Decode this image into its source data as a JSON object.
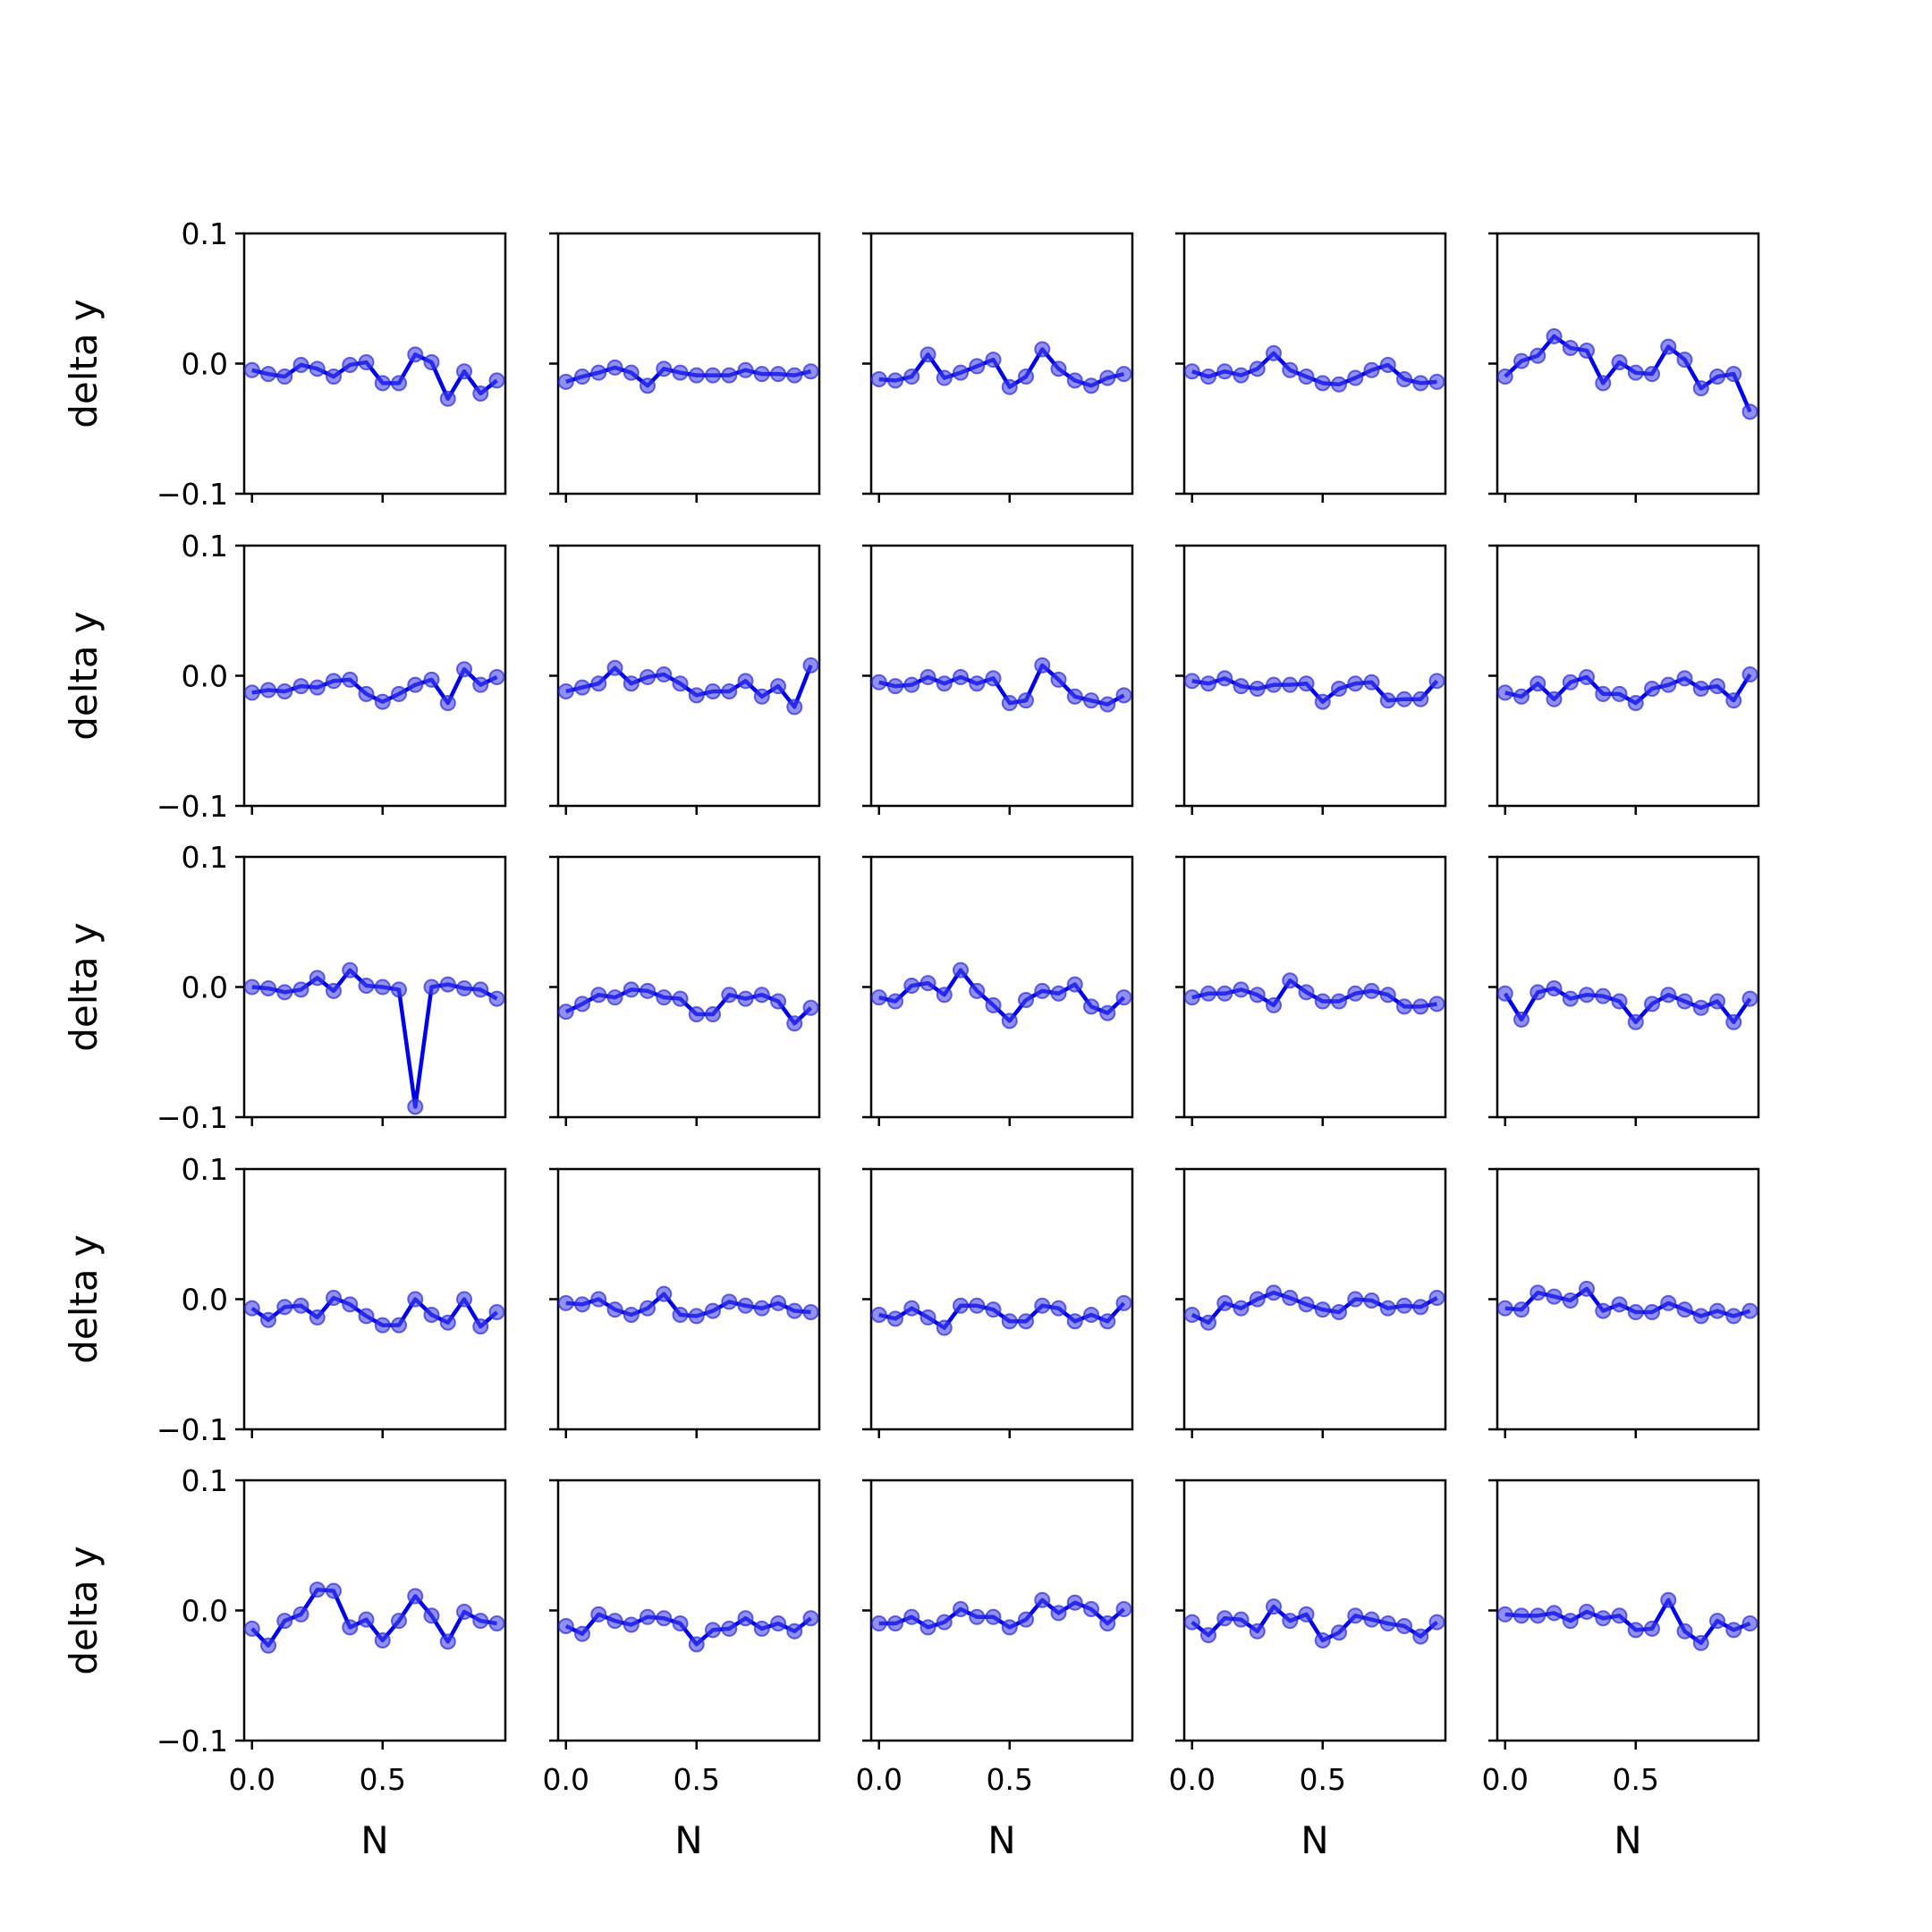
{
  "chart_data": {
    "type": "line",
    "layout": {
      "rows": 5,
      "cols": 5
    },
    "xlabel": "N",
    "ylabel": "delta y",
    "xlim": [
      -0.03,
      0.97
    ],
    "ylim": [
      -0.1,
      0.1
    ],
    "xticks": [
      0.0,
      0.5
    ],
    "xtick_labels": [
      "0.0",
      "0.5"
    ],
    "yticks": [
      0.1,
      0.0,
      -0.1
    ],
    "ytick_labels": [
      "0.1",
      "0.0",
      "−0.1"
    ],
    "line_color": "#0000ee",
    "marker_color": "#5b5bee",
    "grid": false,
    "x": [
      0.0,
      0.0625,
      0.125,
      0.1875,
      0.25,
      0.3125,
      0.375,
      0.4375,
      0.5,
      0.5625,
      0.625,
      0.6875,
      0.75,
      0.8125,
      0.875,
      0.9375
    ],
    "panels": [
      {
        "values": [
          -0.005,
          -0.008,
          -0.01,
          -0.001,
          -0.004,
          -0.01,
          -0.001,
          0.001,
          -0.015,
          -0.015,
          0.007,
          0.001,
          -0.027,
          -0.006,
          -0.023,
          -0.013
        ]
      },
      {
        "values": [
          -0.014,
          -0.01,
          -0.007,
          -0.003,
          -0.007,
          -0.017,
          -0.004,
          -0.007,
          -0.009,
          -0.009,
          -0.009,
          -0.005,
          -0.008,
          -0.008,
          -0.009,
          -0.006
        ]
      },
      {
        "values": [
          -0.012,
          -0.013,
          -0.01,
          0.007,
          -0.011,
          -0.007,
          -0.002,
          0.003,
          -0.018,
          -0.01,
          0.011,
          -0.004,
          -0.013,
          -0.017,
          -0.011,
          -0.008
        ]
      },
      {
        "values": [
          -0.006,
          -0.01,
          -0.006,
          -0.009,
          -0.004,
          0.008,
          -0.005,
          -0.01,
          -0.015,
          -0.016,
          -0.011,
          -0.005,
          -0.001,
          -0.012,
          -0.015,
          -0.014
        ]
      },
      {
        "values": [
          -0.01,
          0.002,
          0.006,
          0.021,
          0.012,
          0.01,
          -0.015,
          0.001,
          -0.007,
          -0.008,
          0.013,
          0.003,
          -0.019,
          -0.01,
          -0.008,
          -0.037
        ]
      },
      {
        "values": [
          -0.013,
          -0.011,
          -0.012,
          -0.008,
          -0.009,
          -0.004,
          -0.003,
          -0.014,
          -0.02,
          -0.014,
          -0.007,
          -0.003,
          -0.021,
          0.005,
          -0.007,
          -0.001
        ]
      },
      {
        "values": [
          -0.012,
          -0.009,
          -0.006,
          0.006,
          -0.006,
          -0.001,
          0.001,
          -0.006,
          -0.015,
          -0.012,
          -0.012,
          -0.004,
          -0.016,
          -0.008,
          -0.024,
          0.008
        ]
      },
      {
        "values": [
          -0.005,
          -0.008,
          -0.007,
          -0.001,
          -0.006,
          -0.001,
          -0.006,
          -0.002,
          -0.021,
          -0.019,
          0.008,
          -0.003,
          -0.016,
          -0.019,
          -0.022,
          -0.015
        ]
      },
      {
        "values": [
          -0.004,
          -0.006,
          -0.002,
          -0.008,
          -0.01,
          -0.007,
          -0.007,
          -0.006,
          -0.02,
          -0.01,
          -0.006,
          -0.005,
          -0.019,
          -0.018,
          -0.018,
          -0.004
        ]
      },
      {
        "values": [
          -0.013,
          -0.016,
          -0.006,
          -0.018,
          -0.005,
          -0.001,
          -0.014,
          -0.014,
          -0.021,
          -0.01,
          -0.007,
          -0.002,
          -0.01,
          -0.008,
          -0.019,
          0.001
        ]
      },
      {
        "values": [
          0.0,
          -0.001,
          -0.004,
          -0.002,
          0.007,
          -0.003,
          0.013,
          0.001,
          0.0,
          -0.002,
          -0.092,
          0.0,
          0.002,
          -0.001,
          -0.002,
          -0.009
        ]
      },
      {
        "values": [
          -0.019,
          -0.013,
          -0.006,
          -0.008,
          -0.002,
          -0.003,
          -0.008,
          -0.009,
          -0.021,
          -0.021,
          -0.006,
          -0.009,
          -0.006,
          -0.011,
          -0.028,
          -0.016
        ]
      },
      {
        "values": [
          -0.008,
          -0.011,
          0.001,
          0.003,
          -0.006,
          0.013,
          -0.003,
          -0.014,
          -0.026,
          -0.01,
          -0.003,
          -0.005,
          0.002,
          -0.015,
          -0.02,
          -0.008
        ]
      },
      {
        "values": [
          -0.008,
          -0.005,
          -0.005,
          -0.002,
          -0.006,
          -0.014,
          0.005,
          -0.004,
          -0.011,
          -0.011,
          -0.005,
          -0.003,
          -0.006,
          -0.015,
          -0.015,
          -0.013
        ]
      },
      {
        "values": [
          -0.005,
          -0.025,
          -0.004,
          -0.001,
          -0.009,
          -0.006,
          -0.007,
          -0.011,
          -0.027,
          -0.013,
          -0.006,
          -0.011,
          -0.016,
          -0.011,
          -0.027,
          -0.009
        ]
      },
      {
        "values": [
          -0.007,
          -0.016,
          -0.006,
          -0.005,
          -0.014,
          0.001,
          -0.004,
          -0.013,
          -0.02,
          -0.02,
          0.0,
          -0.012,
          -0.018,
          0.0,
          -0.021,
          -0.01
        ]
      },
      {
        "values": [
          -0.003,
          -0.004,
          0.0,
          -0.008,
          -0.012,
          -0.007,
          0.004,
          -0.012,
          -0.013,
          -0.009,
          -0.002,
          -0.005,
          -0.007,
          -0.003,
          -0.009,
          -0.01
        ]
      },
      {
        "values": [
          -0.012,
          -0.015,
          -0.007,
          -0.014,
          -0.022,
          -0.005,
          -0.005,
          -0.008,
          -0.017,
          -0.017,
          -0.005,
          -0.007,
          -0.017,
          -0.012,
          -0.017,
          -0.003
        ]
      },
      {
        "values": [
          -0.012,
          -0.018,
          -0.003,
          -0.007,
          0.0,
          0.005,
          0.001,
          -0.004,
          -0.008,
          -0.01,
          0.0,
          -0.001,
          -0.007,
          -0.005,
          -0.006,
          0.001
        ]
      },
      {
        "values": [
          -0.007,
          -0.008,
          0.005,
          0.002,
          -0.001,
          0.008,
          -0.009,
          -0.004,
          -0.01,
          -0.01,
          -0.003,
          -0.008,
          -0.013,
          -0.009,
          -0.013,
          -0.009
        ]
      },
      {
        "values": [
          -0.014,
          -0.027,
          -0.008,
          -0.003,
          0.016,
          0.015,
          -0.013,
          -0.007,
          -0.023,
          -0.008,
          0.011,
          -0.004,
          -0.024,
          -0.001,
          -0.008,
          -0.01
        ]
      },
      {
        "values": [
          -0.012,
          -0.018,
          -0.003,
          -0.008,
          -0.011,
          -0.005,
          -0.006,
          -0.01,
          -0.026,
          -0.015,
          -0.014,
          -0.006,
          -0.014,
          -0.01,
          -0.016,
          -0.006
        ]
      },
      {
        "values": [
          -0.01,
          -0.01,
          -0.005,
          -0.013,
          -0.009,
          0.001,
          -0.005,
          -0.005,
          -0.013,
          -0.007,
          0.008,
          -0.002,
          0.006,
          0.001,
          -0.01,
          0.001
        ]
      },
      {
        "values": [
          -0.009,
          -0.019,
          -0.006,
          -0.007,
          -0.016,
          0.003,
          -0.008,
          -0.003,
          -0.023,
          -0.017,
          -0.004,
          -0.007,
          -0.01,
          -0.012,
          -0.02,
          -0.009
        ]
      },
      {
        "values": [
          -0.003,
          -0.004,
          -0.004,
          -0.002,
          -0.008,
          -0.001,
          -0.006,
          -0.004,
          -0.015,
          -0.014,
          0.008,
          -0.016,
          -0.025,
          -0.008,
          -0.015,
          -0.01
        ]
      }
    ]
  }
}
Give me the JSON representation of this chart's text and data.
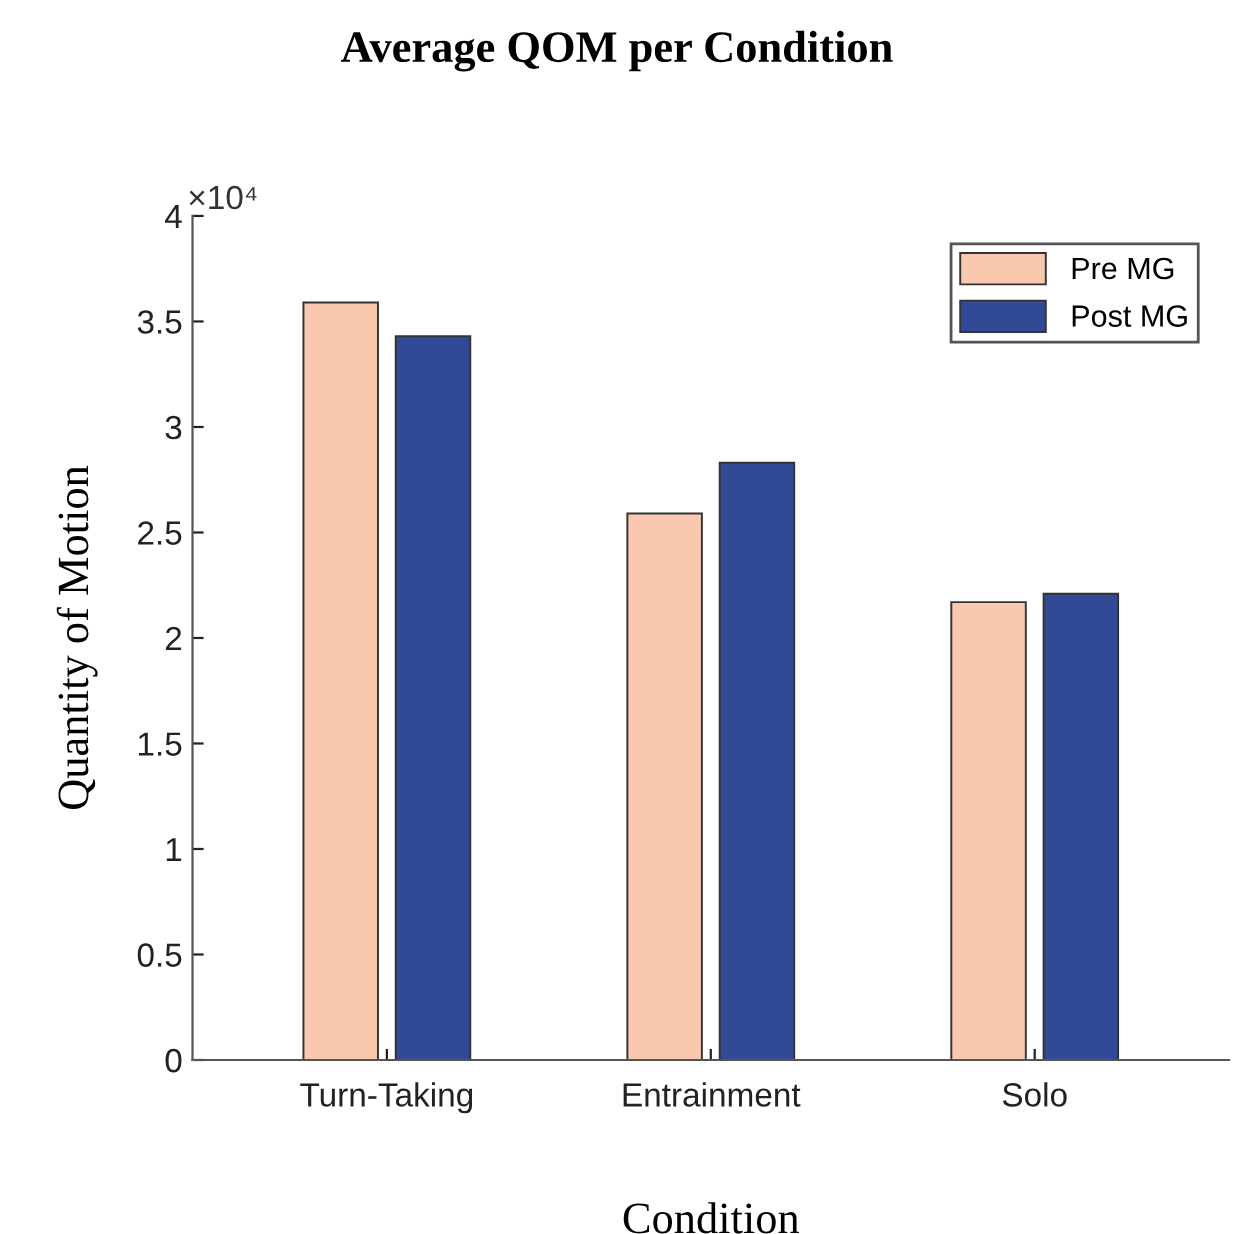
{
  "chart_data": {
    "type": "bar",
    "title": "Average QOM per Condition",
    "xlabel": "Condition",
    "ylabel": "Quantity of Motion",
    "categories": [
      "Turn-Taking",
      "Entrainment",
      "Solo"
    ],
    "series": [
      {
        "name": "Pre MG",
        "color": "#f9c8ae",
        "values": [
          3.59,
          2.59,
          2.17
        ]
      },
      {
        "name": "Post MG",
        "color": "#324a96",
        "values": [
          3.43,
          2.83,
          2.21
        ]
      }
    ],
    "ylim": [
      0,
      4
    ],
    "yticks": [
      0,
      0.5,
      1,
      1.5,
      2,
      2.5,
      3,
      3.5,
      4
    ],
    "annotations": [
      "×10⁴"
    ],
    "legend": "top right",
    "grid": false
  }
}
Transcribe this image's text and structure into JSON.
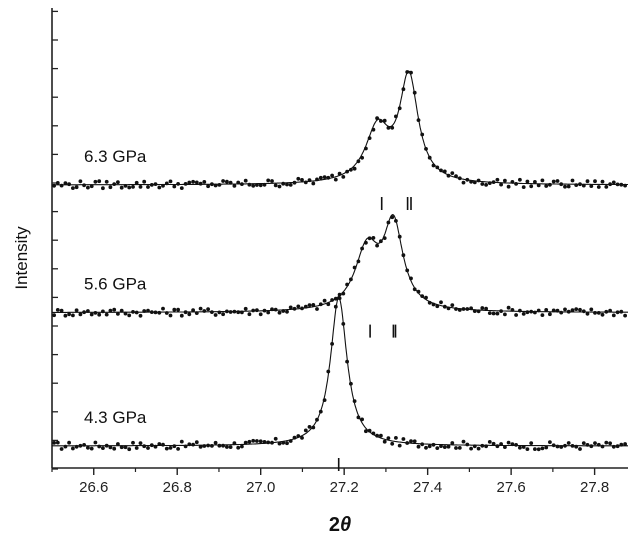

▶ EXERCISE TASK: Return all lines containing the word "JSON".

▶ OUTPUT FOR THIS EXERCISE:
Decode this image into its source data as a JSON object.
Give me the JSON representation of this chart's text and data.
Transcribe this image's text and structure into JSON.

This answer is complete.